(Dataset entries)

--------

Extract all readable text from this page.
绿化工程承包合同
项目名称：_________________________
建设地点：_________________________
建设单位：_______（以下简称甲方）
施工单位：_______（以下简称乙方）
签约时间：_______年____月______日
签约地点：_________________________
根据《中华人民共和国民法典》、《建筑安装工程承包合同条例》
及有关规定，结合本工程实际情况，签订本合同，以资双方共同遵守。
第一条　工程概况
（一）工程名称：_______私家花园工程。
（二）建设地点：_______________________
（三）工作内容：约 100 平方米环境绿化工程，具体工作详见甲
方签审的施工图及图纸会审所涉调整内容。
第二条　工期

--------

- Written instruction:
Output the entries exactly.

- Exercise solution:
Extract all readable text from this page.
绿化工程承包合同
项目名称：_________________________
建设地点：_________________________
建设单位：_______（以下简称甲方）
施工单位：_______（以下简称乙方）
签约时间：_______年____月______日
签约地点：_________________________
根据《中华人民共和国民法典》、《建筑安装工程承包合同条例》
及有关规定，结合本工程实际情况，签订本合同，以资双方共同遵守。
第一条　工程概况
（一）工程名称：_______私家花园工程。
（二）建设地点：_______________________
（三）工作内容：约 100 平方米环境绿化工程，具体工作详见甲
方签审的施工图及图纸会审所涉调整内容。
第二条　工期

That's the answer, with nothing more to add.